■ **EXERCISE AIM**
Return the entries below without a single change.

▬▬▬▬▬▬

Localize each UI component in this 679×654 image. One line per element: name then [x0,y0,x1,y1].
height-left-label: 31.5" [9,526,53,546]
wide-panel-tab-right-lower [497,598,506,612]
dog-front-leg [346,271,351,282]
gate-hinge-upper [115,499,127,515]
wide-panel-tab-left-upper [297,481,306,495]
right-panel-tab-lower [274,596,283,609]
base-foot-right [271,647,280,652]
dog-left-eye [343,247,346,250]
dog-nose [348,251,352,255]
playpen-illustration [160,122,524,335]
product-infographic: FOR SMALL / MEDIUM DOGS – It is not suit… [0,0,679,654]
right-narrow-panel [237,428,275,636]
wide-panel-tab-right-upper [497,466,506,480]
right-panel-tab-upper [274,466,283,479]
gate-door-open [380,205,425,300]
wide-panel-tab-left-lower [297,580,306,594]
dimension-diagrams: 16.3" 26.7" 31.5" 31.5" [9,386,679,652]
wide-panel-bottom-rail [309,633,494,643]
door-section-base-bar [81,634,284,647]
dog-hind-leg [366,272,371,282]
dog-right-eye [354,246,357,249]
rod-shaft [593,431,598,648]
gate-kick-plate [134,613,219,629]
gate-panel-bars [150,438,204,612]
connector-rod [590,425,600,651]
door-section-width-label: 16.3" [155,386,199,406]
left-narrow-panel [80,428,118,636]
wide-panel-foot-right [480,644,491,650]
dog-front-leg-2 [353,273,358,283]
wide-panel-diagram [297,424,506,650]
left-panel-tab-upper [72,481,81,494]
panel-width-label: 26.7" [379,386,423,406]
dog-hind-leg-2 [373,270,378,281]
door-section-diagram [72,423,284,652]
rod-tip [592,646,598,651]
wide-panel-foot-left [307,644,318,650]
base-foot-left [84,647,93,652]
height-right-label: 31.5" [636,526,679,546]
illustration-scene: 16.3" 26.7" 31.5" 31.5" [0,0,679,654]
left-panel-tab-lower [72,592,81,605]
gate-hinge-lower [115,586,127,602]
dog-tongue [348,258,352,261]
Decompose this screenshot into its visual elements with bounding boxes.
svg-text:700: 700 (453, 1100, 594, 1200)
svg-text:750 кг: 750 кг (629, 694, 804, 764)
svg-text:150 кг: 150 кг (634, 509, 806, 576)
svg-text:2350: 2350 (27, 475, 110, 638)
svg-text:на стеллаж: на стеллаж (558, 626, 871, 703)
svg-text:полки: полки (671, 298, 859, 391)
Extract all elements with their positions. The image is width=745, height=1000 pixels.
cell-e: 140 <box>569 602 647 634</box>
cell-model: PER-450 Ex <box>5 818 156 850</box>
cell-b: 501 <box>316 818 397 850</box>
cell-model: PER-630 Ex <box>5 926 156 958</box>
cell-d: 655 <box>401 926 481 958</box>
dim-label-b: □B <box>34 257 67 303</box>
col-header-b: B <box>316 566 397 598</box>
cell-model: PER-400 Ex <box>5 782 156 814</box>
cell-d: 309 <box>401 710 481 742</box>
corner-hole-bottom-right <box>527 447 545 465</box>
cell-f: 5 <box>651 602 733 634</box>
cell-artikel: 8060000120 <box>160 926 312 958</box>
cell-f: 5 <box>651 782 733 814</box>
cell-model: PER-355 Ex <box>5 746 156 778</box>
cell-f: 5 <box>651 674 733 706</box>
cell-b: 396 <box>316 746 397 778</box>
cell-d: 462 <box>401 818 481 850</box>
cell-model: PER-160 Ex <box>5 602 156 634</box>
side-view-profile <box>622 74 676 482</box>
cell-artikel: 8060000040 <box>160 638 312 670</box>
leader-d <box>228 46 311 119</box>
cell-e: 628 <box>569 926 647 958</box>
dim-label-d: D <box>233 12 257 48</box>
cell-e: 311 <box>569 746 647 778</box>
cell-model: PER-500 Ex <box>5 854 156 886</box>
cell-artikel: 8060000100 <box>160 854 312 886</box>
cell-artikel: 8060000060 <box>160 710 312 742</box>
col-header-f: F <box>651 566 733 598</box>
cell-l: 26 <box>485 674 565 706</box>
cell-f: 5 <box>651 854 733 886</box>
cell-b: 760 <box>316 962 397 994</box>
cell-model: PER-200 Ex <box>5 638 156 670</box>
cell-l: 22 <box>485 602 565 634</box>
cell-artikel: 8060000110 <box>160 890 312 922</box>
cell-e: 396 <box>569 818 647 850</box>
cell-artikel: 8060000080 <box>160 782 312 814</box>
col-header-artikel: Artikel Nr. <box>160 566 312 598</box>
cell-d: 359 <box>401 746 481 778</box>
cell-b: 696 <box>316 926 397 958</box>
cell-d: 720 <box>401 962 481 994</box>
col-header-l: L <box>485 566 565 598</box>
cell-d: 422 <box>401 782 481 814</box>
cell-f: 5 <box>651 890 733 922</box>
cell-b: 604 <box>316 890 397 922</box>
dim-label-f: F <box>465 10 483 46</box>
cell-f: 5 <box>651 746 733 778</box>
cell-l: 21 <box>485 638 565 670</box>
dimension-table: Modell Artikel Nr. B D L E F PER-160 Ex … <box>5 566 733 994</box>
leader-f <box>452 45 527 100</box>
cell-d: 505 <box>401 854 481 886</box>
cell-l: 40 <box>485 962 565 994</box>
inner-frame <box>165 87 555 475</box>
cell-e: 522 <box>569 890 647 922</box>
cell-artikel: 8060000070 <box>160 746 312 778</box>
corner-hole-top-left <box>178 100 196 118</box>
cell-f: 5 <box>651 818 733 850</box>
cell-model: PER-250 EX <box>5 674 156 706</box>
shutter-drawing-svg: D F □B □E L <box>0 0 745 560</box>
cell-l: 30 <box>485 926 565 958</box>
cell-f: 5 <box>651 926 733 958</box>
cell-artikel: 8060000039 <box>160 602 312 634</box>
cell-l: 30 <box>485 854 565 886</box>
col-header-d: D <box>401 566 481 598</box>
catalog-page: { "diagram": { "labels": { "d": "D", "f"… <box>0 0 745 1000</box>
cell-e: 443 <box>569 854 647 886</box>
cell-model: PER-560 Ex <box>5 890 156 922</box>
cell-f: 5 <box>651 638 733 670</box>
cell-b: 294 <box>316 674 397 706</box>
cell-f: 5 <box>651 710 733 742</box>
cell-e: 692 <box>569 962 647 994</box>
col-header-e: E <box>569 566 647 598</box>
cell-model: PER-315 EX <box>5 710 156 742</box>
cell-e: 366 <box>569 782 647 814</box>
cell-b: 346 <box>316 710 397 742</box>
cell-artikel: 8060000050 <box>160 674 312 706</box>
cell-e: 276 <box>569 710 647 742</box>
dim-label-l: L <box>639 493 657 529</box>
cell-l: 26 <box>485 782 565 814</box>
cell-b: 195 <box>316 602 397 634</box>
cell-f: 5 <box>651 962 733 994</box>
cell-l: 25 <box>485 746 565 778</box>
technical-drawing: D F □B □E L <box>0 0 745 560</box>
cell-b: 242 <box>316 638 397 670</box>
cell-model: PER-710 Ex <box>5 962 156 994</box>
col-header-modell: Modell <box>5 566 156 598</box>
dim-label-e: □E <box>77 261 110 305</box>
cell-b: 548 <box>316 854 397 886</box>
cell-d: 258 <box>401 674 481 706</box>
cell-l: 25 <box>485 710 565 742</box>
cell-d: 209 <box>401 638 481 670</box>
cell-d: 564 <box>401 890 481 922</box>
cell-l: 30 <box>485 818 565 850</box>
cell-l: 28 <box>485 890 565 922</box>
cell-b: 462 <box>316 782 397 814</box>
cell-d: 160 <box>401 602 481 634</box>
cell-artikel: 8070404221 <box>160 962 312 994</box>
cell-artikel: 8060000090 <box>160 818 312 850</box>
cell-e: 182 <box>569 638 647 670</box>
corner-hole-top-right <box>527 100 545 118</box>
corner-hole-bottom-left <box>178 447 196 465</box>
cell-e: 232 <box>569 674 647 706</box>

▬▬▬▬▬▬

■ **THE RESPONSE**
Localize each UI component in this 679×654 image. One line per element: name then [x0,y0,x1,y1].
height-left-label: 31.5" [9,526,53,546]
wide-panel-tab-right-lower [497,598,506,612]
dog-front-leg [346,271,351,282]
gate-hinge-upper [115,499,127,515]
wide-panel-tab-left-upper [297,481,306,495]
right-panel-tab-lower [274,596,283,609]
base-foot-right [271,647,280,652]
dog-left-eye [343,247,346,250]
dog-nose [348,251,352,255]
playpen-illustration [160,122,524,335]
product-infographic: FOR SMALL / MEDIUM DOGS – It is not suit… [0,0,679,654]
right-narrow-panel [237,428,275,636]
wide-panel-tab-right-upper [497,466,506,480]
right-panel-tab-upper [274,466,283,479]
gate-door-open [380,205,425,300]
wide-panel-tab-left-lower [297,580,306,594]
dimension-diagrams: 16.3" 26.7" 31.5" 31.5" [9,386,679,652]
wide-panel-bottom-rail [309,633,494,643]
door-section-base-bar [81,634,284,647]
dog-hind-leg [366,272,371,282]
dog-right-eye [354,246,357,249]
rod-shaft [593,431,598,648]
gate-kick-plate [134,613,219,629]
gate-panel-bars [150,438,204,612]
connector-rod [590,425,600,651]
door-section-width-label: 16.3" [155,386,199,406]
left-narrow-panel [80,428,118,636]
wide-panel-foot-right [480,644,491,650]
dog-front-leg-2 [353,273,358,283]
wide-panel-diagram [297,424,506,650]
left-panel-tab-upper [72,481,81,494]
panel-width-label: 26.7" [379,386,423,406]
dog-hind-leg-2 [373,270,378,281]
door-section-diagram [72,423,284,652]
rod-tip [592,646,598,651]
wide-panel-foot-left [307,644,318,650]
base-foot-left [84,647,93,652]
height-right-label: 31.5" [636,526,679,546]
illustration-scene: 16.3" 26.7" 31.5" 31.5" [0,0,679,654]
left-panel-tab-lower [72,592,81,605]
gate-hinge-lower [115,586,127,602]
dog-tongue [348,258,352,261]
Decompose this screenshot into its visual elements with bounding boxes.
svg-text:700: 700 (453, 1100, 594, 1200)
svg-text:750 кг: 750 кг (629, 694, 804, 764)
svg-text:150 кг: 150 кг (634, 509, 806, 576)
svg-text:2350: 2350 (27, 475, 110, 638)
svg-text:на стеллаж: на стеллаж (558, 626, 871, 703)
svg-text:полки: полки (671, 298, 859, 391)
Extract all elements with their positions. The image is width=745, height=1000 pixels.
cell-e: 140 <box>569 602 647 634</box>
cell-model: PER-450 Ex <box>5 818 156 850</box>
cell-b: 501 <box>316 818 397 850</box>
cell-model: PER-630 Ex <box>5 926 156 958</box>
cell-d: 655 <box>401 926 481 958</box>
dim-label-b: □B <box>34 257 67 303</box>
col-header-b: B <box>316 566 397 598</box>
cell-model: PER-400 Ex <box>5 782 156 814</box>
cell-d: 309 <box>401 710 481 742</box>
corner-hole-bottom-right <box>527 447 545 465</box>
cell-f: 5 <box>651 602 733 634</box>
cell-artikel: 8060000120 <box>160 926 312 958</box>
cell-f: 5 <box>651 782 733 814</box>
cell-model: PER-355 Ex <box>5 746 156 778</box>
cell-f: 5 <box>651 674 733 706</box>
cell-b: 396 <box>316 746 397 778</box>
cell-d: 462 <box>401 818 481 850</box>
cell-model: PER-160 Ex <box>5 602 156 634</box>
side-view-profile <box>622 74 676 482</box>
cell-artikel: 8060000040 <box>160 638 312 670</box>
leader-d <box>228 46 311 119</box>
cell-e: 628 <box>569 926 647 958</box>
dim-label-d: D <box>233 12 257 48</box>
cell-e: 311 <box>569 746 647 778</box>
cell-model: PER-500 Ex <box>5 854 156 886</box>
cell-artikel: 8060000100 <box>160 854 312 886</box>
cell-artikel: 8060000060 <box>160 710 312 742</box>
col-header-f: F <box>651 566 733 598</box>
cell-l: 26 <box>485 674 565 706</box>
cell-f: 5 <box>651 854 733 886</box>
cell-b: 760 <box>316 962 397 994</box>
cell-model: PER-200 Ex <box>5 638 156 670</box>
cell-l: 22 <box>485 602 565 634</box>
cell-artikel: 8060000110 <box>160 890 312 922</box>
cell-e: 396 <box>569 818 647 850</box>
cell-artikel: 8060000080 <box>160 782 312 814</box>
col-header-artikel: Artikel Nr. <box>160 566 312 598</box>
cell-d: 359 <box>401 746 481 778</box>
cell-b: 696 <box>316 926 397 958</box>
cell-d: 720 <box>401 962 481 994</box>
col-header-l: L <box>485 566 565 598</box>
cell-d: 422 <box>401 782 481 814</box>
cell-f: 5 <box>651 890 733 922</box>
cell-b: 604 <box>316 890 397 922</box>
dim-label-f: F <box>465 10 483 46</box>
cell-f: 5 <box>651 746 733 778</box>
cell-l: 21 <box>485 638 565 670</box>
dimension-table: Modell Artikel Nr. B D L E F PER-160 Ex … <box>5 566 733 994</box>
leader-f <box>452 45 527 100</box>
cell-d: 505 <box>401 854 481 886</box>
cell-l: 40 <box>485 962 565 994</box>
inner-frame <box>165 87 555 475</box>
cell-e: 522 <box>569 890 647 922</box>
cell-artikel: 8060000070 <box>160 746 312 778</box>
corner-hole-top-left <box>178 100 196 118</box>
cell-f: 5 <box>651 818 733 850</box>
cell-model: PER-250 EX <box>5 674 156 706</box>
shutter-drawing-svg: D F □B □E L <box>0 0 745 560</box>
cell-l: 30 <box>485 926 565 958</box>
cell-f: 5 <box>651 926 733 958</box>
cell-artikel: 8060000039 <box>160 602 312 634</box>
cell-l: 30 <box>485 854 565 886</box>
col-header-d: D <box>401 566 481 598</box>
catalog-page: { "diagram": { "labels": { "d": "D", "f"… <box>0 0 745 1000</box>
cell-e: 443 <box>569 854 647 886</box>
cell-model: PER-560 Ex <box>5 890 156 922</box>
cell-f: 5 <box>651 638 733 670</box>
cell-b: 294 <box>316 674 397 706</box>
cell-f: 5 <box>651 710 733 742</box>
cell-e: 692 <box>569 962 647 994</box>
col-header-e: E <box>569 566 647 598</box>
cell-model: PER-315 EX <box>5 710 156 742</box>
cell-e: 366 <box>569 782 647 814</box>
cell-b: 346 <box>316 710 397 742</box>
cell-artikel: 8060000050 <box>160 674 312 706</box>
cell-e: 276 <box>569 710 647 742</box>
dim-label-l: L <box>639 493 657 529</box>
cell-l: 26 <box>485 782 565 814</box>
cell-b: 195 <box>316 602 397 634</box>
cell-f: 5 <box>651 962 733 994</box>
cell-l: 25 <box>485 746 565 778</box>
technical-drawing: D F □B □E L <box>0 0 745 560</box>
cell-b: 242 <box>316 638 397 670</box>
cell-model: PER-710 Ex <box>5 962 156 994</box>
col-header-modell: Modell <box>5 566 156 598</box>
dim-label-e: □E <box>77 261 110 305</box>
cell-b: 548 <box>316 854 397 886</box>
cell-d: 258 <box>401 674 481 706</box>
cell-l: 25 <box>485 710 565 742</box>
cell-d: 209 <box>401 638 481 670</box>
cell-d: 564 <box>401 890 481 922</box>
cell-l: 30 <box>485 818 565 850</box>
cell-l: 28 <box>485 890 565 922</box>
cell-b: 462 <box>316 782 397 814</box>
cell-d: 160 <box>401 602 481 634</box>
cell-artikel: 8070404221 <box>160 962 312 994</box>
cell-artikel: 8060000090 <box>160 818 312 850</box>
cell-e: 182 <box>569 638 647 670</box>
corner-hole-top-right <box>527 100 545 118</box>
corner-hole-bottom-left <box>178 447 196 465</box>
cell-e: 232 <box>569 674 647 706</box>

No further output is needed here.